(Layout annotation data)

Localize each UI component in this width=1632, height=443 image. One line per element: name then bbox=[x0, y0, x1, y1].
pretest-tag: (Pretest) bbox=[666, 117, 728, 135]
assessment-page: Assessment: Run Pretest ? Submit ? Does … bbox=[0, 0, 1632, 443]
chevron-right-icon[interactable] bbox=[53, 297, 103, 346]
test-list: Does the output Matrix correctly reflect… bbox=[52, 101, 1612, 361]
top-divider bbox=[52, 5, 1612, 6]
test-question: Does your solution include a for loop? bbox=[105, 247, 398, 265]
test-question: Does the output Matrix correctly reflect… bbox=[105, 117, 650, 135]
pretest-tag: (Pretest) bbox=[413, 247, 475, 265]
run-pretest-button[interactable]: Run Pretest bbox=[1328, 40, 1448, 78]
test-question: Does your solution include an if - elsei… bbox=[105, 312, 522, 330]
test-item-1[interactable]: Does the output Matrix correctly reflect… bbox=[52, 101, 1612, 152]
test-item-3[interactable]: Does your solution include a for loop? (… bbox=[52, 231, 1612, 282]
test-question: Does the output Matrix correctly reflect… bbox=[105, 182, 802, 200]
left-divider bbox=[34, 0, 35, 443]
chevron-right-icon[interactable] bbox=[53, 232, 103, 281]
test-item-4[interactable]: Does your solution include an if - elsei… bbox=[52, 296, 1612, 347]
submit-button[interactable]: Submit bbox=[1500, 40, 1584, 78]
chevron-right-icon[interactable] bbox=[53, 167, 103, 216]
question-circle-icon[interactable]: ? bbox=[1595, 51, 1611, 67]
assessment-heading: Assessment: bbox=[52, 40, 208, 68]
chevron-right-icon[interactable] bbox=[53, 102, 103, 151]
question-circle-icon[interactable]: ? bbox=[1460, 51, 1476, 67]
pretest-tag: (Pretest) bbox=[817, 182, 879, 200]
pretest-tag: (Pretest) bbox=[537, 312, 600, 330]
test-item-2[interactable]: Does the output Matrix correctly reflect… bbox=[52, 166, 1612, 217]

--

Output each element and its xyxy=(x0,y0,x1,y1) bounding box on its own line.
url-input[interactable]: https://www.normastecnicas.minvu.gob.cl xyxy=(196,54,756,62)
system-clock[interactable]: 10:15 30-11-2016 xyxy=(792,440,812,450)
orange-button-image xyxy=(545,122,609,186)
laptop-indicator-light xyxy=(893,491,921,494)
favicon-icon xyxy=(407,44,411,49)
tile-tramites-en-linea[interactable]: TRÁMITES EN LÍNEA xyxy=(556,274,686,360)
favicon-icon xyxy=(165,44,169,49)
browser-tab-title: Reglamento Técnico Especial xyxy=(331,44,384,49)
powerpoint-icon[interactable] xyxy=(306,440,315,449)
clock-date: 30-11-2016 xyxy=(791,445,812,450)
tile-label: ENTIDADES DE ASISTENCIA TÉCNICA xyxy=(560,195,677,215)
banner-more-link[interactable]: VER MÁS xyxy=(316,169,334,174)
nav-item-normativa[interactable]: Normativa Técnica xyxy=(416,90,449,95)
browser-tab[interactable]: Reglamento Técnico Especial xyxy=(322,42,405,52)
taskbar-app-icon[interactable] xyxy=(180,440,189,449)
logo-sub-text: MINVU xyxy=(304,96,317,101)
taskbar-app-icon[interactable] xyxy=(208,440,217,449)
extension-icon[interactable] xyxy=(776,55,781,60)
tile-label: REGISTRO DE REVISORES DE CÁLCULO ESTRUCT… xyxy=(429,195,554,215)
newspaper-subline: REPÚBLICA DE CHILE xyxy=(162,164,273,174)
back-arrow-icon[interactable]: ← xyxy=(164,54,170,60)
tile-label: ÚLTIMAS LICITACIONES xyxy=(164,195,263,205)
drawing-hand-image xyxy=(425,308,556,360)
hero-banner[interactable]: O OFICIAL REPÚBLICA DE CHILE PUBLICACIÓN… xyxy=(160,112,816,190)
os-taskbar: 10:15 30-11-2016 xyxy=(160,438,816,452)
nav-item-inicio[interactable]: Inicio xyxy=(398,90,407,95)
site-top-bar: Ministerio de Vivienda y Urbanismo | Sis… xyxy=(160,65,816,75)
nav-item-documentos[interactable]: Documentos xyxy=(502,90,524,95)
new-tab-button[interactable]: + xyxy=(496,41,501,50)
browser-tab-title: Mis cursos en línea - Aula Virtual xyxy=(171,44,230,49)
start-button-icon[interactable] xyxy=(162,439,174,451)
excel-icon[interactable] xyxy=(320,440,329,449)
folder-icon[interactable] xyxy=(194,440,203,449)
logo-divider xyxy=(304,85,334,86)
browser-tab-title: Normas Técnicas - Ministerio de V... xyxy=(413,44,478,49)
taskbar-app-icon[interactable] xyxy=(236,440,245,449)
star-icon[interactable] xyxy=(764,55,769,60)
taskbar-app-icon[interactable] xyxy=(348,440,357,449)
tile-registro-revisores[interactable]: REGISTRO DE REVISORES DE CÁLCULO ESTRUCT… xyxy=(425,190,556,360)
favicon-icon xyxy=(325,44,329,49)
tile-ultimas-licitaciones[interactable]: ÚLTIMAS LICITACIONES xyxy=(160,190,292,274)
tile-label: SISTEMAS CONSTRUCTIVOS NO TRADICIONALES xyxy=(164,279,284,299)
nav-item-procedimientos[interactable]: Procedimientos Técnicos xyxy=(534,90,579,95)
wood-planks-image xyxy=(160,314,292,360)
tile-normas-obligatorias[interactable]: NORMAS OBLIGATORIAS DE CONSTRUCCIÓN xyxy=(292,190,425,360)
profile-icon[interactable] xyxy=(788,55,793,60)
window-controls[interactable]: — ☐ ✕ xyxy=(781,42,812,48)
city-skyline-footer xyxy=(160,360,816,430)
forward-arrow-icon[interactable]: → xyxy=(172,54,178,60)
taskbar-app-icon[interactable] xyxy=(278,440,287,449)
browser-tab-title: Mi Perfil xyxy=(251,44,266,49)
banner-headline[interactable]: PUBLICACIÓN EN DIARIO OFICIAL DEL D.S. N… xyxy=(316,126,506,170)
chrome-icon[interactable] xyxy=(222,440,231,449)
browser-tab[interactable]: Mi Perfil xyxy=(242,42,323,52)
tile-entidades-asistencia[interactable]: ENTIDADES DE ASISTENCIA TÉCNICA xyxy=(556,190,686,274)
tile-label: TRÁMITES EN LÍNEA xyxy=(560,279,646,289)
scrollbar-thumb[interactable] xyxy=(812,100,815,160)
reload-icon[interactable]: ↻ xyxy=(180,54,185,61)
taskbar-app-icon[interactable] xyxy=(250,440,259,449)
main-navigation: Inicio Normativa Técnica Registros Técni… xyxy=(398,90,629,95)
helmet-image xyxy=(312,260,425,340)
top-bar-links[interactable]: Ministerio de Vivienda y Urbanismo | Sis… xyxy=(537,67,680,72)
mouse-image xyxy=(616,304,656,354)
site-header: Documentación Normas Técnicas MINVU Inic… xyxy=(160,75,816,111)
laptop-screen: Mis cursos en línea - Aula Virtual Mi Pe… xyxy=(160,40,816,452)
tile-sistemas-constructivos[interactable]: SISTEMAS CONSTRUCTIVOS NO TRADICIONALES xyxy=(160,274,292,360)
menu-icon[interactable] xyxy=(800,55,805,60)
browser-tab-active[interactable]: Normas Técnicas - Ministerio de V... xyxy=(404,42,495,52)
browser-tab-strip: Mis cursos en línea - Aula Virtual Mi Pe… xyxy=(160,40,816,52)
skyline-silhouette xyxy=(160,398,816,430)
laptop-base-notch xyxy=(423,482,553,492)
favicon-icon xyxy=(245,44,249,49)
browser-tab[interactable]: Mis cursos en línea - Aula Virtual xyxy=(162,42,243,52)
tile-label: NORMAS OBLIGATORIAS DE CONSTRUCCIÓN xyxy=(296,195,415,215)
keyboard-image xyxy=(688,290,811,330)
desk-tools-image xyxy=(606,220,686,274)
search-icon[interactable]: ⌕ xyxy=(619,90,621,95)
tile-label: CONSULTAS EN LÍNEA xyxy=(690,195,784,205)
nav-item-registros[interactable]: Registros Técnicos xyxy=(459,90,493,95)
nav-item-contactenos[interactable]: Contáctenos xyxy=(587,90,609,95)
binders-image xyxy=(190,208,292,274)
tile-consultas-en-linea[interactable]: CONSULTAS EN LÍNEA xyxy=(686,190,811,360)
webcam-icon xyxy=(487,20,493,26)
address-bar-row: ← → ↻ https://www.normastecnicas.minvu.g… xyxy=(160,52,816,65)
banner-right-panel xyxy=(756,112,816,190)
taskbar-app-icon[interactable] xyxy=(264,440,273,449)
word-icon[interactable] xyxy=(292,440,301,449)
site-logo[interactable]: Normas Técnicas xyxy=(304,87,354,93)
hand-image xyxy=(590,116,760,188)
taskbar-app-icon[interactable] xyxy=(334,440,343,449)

...

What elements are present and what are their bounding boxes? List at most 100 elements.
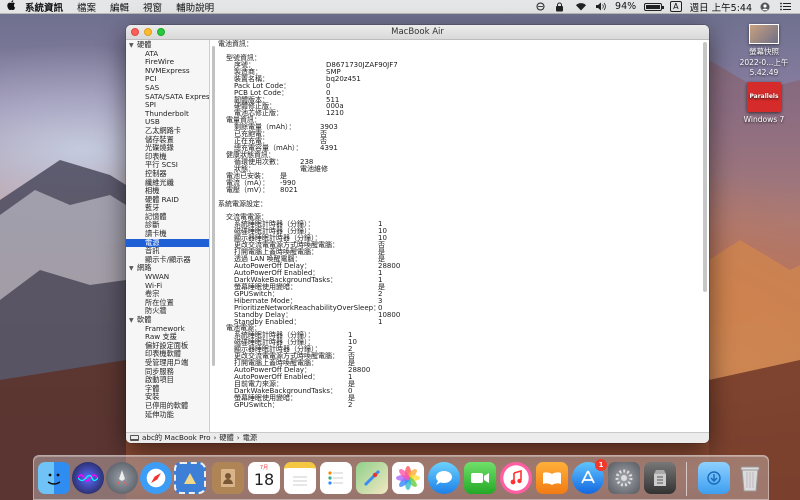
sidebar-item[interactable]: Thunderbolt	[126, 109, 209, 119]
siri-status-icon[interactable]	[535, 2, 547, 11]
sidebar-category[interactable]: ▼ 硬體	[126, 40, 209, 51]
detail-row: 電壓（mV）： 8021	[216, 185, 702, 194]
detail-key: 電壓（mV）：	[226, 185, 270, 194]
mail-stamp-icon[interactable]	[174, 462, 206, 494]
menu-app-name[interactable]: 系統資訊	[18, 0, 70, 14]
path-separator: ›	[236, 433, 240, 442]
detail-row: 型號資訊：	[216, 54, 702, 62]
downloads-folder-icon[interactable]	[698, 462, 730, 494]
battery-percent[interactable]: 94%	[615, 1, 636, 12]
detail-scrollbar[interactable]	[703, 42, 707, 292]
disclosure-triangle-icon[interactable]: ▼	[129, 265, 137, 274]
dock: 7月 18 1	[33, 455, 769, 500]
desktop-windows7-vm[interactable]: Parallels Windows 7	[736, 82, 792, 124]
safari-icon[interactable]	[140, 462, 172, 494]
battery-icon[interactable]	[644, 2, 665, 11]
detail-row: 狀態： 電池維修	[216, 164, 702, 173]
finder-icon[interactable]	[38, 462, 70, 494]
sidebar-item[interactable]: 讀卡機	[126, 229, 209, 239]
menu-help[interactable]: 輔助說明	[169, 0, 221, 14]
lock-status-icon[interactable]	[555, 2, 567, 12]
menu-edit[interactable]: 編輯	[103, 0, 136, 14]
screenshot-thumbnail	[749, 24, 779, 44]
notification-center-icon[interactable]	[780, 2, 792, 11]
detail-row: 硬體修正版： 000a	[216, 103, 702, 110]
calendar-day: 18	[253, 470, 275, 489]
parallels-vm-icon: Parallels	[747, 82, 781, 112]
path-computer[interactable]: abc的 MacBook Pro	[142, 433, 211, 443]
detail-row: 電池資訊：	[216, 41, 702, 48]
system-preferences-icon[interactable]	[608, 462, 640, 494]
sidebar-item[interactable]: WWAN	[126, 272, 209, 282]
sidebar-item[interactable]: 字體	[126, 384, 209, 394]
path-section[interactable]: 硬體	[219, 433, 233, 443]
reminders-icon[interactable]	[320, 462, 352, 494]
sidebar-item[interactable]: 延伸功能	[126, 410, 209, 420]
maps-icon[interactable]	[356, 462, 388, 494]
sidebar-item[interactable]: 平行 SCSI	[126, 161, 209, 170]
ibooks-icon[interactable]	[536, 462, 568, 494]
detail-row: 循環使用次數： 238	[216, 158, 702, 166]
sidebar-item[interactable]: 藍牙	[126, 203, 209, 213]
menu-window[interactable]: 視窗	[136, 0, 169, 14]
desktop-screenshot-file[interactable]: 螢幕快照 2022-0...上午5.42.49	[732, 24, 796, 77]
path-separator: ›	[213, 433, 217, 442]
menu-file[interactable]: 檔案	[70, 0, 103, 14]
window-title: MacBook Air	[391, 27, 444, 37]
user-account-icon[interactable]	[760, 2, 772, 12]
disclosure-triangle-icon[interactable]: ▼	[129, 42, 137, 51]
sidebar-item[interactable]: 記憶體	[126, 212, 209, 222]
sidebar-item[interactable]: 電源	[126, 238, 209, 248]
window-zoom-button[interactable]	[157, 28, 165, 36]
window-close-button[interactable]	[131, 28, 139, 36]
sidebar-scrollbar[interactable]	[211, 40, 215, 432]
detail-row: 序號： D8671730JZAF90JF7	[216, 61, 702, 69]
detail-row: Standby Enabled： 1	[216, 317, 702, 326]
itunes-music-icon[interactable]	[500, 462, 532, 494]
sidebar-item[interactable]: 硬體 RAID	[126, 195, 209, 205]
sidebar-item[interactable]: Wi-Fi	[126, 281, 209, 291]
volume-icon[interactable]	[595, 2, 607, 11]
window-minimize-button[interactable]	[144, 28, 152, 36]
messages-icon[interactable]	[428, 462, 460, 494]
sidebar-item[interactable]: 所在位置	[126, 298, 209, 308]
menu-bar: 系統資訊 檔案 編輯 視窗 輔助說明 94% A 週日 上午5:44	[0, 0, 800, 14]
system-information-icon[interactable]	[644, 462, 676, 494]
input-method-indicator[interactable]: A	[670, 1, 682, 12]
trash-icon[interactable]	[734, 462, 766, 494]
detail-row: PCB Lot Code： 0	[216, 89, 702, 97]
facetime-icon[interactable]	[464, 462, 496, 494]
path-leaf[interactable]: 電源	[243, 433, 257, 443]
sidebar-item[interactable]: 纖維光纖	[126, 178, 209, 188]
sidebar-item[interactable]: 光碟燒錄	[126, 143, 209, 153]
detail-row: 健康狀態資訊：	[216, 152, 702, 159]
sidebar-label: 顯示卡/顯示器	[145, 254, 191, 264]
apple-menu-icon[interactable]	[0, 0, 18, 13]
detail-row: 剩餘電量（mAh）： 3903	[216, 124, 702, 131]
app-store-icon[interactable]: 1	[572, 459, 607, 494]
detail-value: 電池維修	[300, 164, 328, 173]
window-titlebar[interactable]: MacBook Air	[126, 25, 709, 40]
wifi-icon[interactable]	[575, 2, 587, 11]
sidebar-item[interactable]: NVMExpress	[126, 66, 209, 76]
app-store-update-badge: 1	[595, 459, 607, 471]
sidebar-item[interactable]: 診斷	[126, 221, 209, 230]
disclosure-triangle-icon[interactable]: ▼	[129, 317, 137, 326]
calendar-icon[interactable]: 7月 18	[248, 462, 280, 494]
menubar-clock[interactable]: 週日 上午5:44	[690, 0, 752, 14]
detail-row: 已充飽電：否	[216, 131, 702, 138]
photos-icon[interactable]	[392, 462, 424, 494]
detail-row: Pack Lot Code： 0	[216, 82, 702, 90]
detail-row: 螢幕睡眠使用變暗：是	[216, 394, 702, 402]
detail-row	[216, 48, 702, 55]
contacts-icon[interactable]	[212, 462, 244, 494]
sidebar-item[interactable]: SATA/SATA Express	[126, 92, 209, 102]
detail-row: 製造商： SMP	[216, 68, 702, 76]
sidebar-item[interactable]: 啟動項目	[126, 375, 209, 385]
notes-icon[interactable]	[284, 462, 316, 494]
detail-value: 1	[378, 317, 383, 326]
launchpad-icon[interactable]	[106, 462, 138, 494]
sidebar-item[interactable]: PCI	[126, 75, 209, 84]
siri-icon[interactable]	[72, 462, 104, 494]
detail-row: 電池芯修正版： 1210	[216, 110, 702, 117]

**Aim of the exercise**
Copy out the items verbatim, starting with the line that contains "Output each element" and going on through the line that contains "orange-button-image xyxy=(545,122,609,186)".

**Solution below**
Output each element and its xyxy=(x0,y0,x1,y1) bounding box on its own line.
url-input[interactable]: https://www.normastecnicas.minvu.gob.cl xyxy=(196,54,756,62)
system-clock[interactable]: 10:15 30-11-2016 xyxy=(792,440,812,450)
orange-button-image xyxy=(545,122,609,186)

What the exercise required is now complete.